** Start INPUT ROWS **
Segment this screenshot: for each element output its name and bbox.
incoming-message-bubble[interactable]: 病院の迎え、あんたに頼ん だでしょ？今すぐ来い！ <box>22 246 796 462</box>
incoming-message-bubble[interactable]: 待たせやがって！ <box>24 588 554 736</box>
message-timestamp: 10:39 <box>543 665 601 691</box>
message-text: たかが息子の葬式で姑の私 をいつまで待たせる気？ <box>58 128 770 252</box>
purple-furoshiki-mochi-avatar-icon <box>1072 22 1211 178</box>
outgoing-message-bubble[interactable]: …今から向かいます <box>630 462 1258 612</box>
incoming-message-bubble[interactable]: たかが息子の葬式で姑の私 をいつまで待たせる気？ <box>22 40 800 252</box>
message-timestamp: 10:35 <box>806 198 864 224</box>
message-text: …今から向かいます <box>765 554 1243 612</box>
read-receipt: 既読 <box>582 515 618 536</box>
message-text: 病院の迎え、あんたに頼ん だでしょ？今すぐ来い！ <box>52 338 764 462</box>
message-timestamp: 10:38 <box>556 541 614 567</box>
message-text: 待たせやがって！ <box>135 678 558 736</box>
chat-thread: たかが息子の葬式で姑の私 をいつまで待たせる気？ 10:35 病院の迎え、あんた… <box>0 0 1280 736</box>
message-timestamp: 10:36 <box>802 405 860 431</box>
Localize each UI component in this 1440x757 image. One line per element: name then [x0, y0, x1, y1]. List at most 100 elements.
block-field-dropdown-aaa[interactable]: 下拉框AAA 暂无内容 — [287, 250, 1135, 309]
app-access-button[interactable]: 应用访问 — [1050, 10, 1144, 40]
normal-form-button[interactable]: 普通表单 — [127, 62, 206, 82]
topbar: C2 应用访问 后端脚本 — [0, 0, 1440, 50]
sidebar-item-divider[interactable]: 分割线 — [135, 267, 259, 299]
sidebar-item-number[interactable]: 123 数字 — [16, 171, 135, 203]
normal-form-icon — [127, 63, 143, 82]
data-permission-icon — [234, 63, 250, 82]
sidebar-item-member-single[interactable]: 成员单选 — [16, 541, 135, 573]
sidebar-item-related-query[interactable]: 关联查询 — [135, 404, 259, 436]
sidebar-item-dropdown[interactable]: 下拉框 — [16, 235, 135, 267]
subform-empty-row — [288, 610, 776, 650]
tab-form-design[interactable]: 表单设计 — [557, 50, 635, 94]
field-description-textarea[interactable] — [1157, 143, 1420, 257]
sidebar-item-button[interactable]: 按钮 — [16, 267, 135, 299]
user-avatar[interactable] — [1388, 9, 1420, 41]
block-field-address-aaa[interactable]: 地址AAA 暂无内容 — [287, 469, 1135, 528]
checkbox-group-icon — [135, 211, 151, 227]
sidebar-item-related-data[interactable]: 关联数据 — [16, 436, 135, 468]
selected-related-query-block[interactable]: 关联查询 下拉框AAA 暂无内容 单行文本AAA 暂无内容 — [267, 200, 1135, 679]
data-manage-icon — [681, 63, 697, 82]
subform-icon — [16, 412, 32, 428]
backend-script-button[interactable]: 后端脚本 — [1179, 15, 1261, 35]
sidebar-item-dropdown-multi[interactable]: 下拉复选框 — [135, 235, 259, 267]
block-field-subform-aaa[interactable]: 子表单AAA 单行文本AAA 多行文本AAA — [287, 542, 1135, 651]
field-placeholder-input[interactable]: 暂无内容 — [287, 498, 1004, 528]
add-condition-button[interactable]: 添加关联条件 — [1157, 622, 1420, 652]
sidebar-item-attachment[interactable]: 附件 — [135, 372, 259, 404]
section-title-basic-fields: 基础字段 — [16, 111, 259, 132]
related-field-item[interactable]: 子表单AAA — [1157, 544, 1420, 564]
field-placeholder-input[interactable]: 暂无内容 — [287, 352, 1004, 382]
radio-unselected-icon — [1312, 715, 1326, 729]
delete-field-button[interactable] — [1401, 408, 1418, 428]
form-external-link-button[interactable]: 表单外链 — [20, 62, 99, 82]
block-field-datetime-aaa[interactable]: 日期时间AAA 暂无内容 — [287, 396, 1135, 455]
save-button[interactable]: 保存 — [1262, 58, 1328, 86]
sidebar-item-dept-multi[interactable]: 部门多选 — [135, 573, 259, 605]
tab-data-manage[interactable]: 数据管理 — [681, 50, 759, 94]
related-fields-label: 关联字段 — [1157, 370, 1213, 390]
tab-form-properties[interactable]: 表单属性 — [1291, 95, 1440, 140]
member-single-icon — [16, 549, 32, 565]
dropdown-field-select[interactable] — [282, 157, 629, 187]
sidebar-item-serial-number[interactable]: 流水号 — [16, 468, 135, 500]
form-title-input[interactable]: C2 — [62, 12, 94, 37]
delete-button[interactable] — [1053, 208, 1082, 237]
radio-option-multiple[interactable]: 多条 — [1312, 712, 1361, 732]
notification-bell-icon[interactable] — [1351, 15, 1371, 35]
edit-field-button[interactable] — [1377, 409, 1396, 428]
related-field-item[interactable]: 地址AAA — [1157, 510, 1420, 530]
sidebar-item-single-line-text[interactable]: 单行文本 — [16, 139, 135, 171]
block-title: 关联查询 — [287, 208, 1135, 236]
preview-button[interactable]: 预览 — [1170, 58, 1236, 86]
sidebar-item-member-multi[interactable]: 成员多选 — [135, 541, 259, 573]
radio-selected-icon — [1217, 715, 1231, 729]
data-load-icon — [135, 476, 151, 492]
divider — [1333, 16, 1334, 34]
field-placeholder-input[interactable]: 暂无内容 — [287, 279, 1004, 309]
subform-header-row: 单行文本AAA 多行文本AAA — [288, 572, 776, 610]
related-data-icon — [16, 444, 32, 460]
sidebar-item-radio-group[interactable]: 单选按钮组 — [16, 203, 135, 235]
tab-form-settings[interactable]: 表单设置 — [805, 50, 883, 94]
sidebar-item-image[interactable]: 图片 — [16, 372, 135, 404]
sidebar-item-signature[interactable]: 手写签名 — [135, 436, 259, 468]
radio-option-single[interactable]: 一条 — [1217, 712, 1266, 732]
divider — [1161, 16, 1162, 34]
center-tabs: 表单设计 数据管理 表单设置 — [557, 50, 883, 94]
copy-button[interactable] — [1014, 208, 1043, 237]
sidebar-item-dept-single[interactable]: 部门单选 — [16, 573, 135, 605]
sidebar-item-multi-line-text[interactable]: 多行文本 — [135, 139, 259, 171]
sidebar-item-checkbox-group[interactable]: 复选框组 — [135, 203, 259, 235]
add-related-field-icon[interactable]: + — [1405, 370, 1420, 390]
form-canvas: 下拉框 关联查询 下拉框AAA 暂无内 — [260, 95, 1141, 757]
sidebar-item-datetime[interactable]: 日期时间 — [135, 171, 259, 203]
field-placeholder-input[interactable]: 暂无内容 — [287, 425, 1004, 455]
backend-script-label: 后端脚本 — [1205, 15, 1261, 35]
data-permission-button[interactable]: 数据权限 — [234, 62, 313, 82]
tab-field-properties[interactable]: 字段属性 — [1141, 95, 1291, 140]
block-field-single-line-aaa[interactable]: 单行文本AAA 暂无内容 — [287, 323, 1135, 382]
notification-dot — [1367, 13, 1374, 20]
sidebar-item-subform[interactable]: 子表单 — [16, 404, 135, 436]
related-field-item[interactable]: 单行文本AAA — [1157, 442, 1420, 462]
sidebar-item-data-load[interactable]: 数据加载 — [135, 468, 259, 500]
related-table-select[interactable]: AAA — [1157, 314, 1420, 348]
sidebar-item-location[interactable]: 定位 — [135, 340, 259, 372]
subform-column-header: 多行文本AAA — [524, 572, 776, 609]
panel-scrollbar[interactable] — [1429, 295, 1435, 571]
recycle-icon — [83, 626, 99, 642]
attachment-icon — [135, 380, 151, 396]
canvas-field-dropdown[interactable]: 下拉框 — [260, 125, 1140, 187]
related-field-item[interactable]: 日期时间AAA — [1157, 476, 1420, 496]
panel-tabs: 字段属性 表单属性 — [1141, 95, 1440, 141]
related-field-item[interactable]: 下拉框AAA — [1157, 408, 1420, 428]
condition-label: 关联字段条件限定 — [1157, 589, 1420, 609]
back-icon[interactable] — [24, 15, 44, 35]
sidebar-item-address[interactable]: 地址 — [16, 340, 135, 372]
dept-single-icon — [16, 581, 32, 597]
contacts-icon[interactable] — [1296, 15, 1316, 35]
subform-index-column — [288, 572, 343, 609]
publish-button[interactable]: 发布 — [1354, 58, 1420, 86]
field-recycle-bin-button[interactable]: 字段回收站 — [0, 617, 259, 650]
** End INPUT ROWS **
Copy the stretch of items from the very first line through the line that contains "purple-furoshiki-mochi-avatar-icon <box>1072 22", keeping every character unchanged and including both of those lines.

Segment this screenshot: for each element output its name and bbox.
incoming-message-bubble[interactable]: 病院の迎え、あんたに頼ん だでしょ？今すぐ来い！ <box>22 246 796 462</box>
incoming-message-bubble[interactable]: 待たせやがって！ <box>24 588 554 736</box>
message-timestamp: 10:39 <box>543 665 601 691</box>
message-text: たかが息子の葬式で姑の私 をいつまで待たせる気？ <box>58 128 770 252</box>
purple-furoshiki-mochi-avatar-icon <box>1072 22 1211 178</box>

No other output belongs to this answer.